Excerpts from a figure dataset

=======

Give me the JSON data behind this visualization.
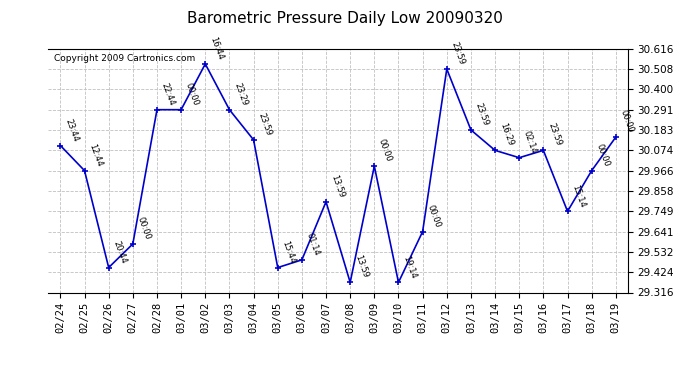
{
  "title": "Barometric Pressure Daily Low 20090320",
  "copyright": "Copyright 2009 Cartronics.com",
  "x_labels": [
    "02/24",
    "02/25",
    "02/26",
    "02/27",
    "02/28",
    "03/01",
    "03/02",
    "03/03",
    "03/04",
    "03/05",
    "03/06",
    "03/07",
    "03/08",
    "03/09",
    "03/10",
    "03/11",
    "03/12",
    "03/13",
    "03/14",
    "03/15",
    "03/16",
    "03/17",
    "03/18",
    "03/19"
  ],
  "y_values": [
    30.1,
    29.966,
    29.449,
    29.575,
    30.291,
    30.291,
    30.535,
    30.291,
    30.13,
    29.449,
    29.49,
    29.8,
    29.37,
    29.99,
    29.37,
    29.641,
    30.508,
    30.183,
    30.074,
    30.035,
    30.074,
    29.749,
    29.966,
    30.145
  ],
  "point_labels": [
    "23:44",
    "12:44",
    "20:44",
    "00:00",
    "22:44",
    "00:00",
    "16:44",
    "23:29",
    "23:59",
    "15:44",
    "01:14",
    "13:59",
    "13:59",
    "00:00",
    "19:14",
    "00:00",
    "23:59",
    "23:59",
    "16:29",
    "02:14",
    "23:59",
    "15:14",
    "00:00",
    "00:00"
  ],
  "line_color": "#0000cc",
  "marker_color": "#0000cc",
  "background_color": "#ffffff",
  "grid_color": "#c0c0c0",
  "title_fontsize": 11,
  "tick_fontsize": 7.5,
  "label_fontsize": 7,
  "ylim_min": 29.316,
  "ylim_max": 30.616,
  "yticks": [
    29.316,
    29.424,
    29.532,
    29.641,
    29.749,
    29.858,
    29.966,
    30.074,
    30.183,
    30.291,
    30.4,
    30.508,
    30.616
  ]
}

=======

EXERCISE PROMPT
Write out the listing word for word, omitting the pictures it holds.

SOLUTION TO THE EXERCISE
Give me the JSON data behind this visualization.
{
  "title": "Barometric Pressure Daily Low 20090320",
  "copyright": "Copyright 2009 Cartronics.com",
  "x_labels": [
    "02/24",
    "02/25",
    "02/26",
    "02/27",
    "02/28",
    "03/01",
    "03/02",
    "03/03",
    "03/04",
    "03/05",
    "03/06",
    "03/07",
    "03/08",
    "03/09",
    "03/10",
    "03/11",
    "03/12",
    "03/13",
    "03/14",
    "03/15",
    "03/16",
    "03/17",
    "03/18",
    "03/19"
  ],
  "y_values": [
    30.1,
    29.966,
    29.449,
    29.575,
    30.291,
    30.291,
    30.535,
    30.291,
    30.13,
    29.449,
    29.49,
    29.8,
    29.37,
    29.99,
    29.37,
    29.641,
    30.508,
    30.183,
    30.074,
    30.035,
    30.074,
    29.749,
    29.966,
    30.145
  ],
  "point_labels": [
    "23:44",
    "12:44",
    "20:44",
    "00:00",
    "22:44",
    "00:00",
    "16:44",
    "23:29",
    "23:59",
    "15:44",
    "01:14",
    "13:59",
    "13:59",
    "00:00",
    "19:14",
    "00:00",
    "23:59",
    "23:59",
    "16:29",
    "02:14",
    "23:59",
    "15:14",
    "00:00",
    "00:00"
  ],
  "line_color": "#0000cc",
  "marker_color": "#0000cc",
  "background_color": "#ffffff",
  "grid_color": "#c0c0c0",
  "title_fontsize": 11,
  "tick_fontsize": 7.5,
  "label_fontsize": 7,
  "ylim_min": 29.316,
  "ylim_max": 30.616,
  "yticks": [
    29.316,
    29.424,
    29.532,
    29.641,
    29.749,
    29.858,
    29.966,
    30.074,
    30.183,
    30.291,
    30.4,
    30.508,
    30.616
  ]
}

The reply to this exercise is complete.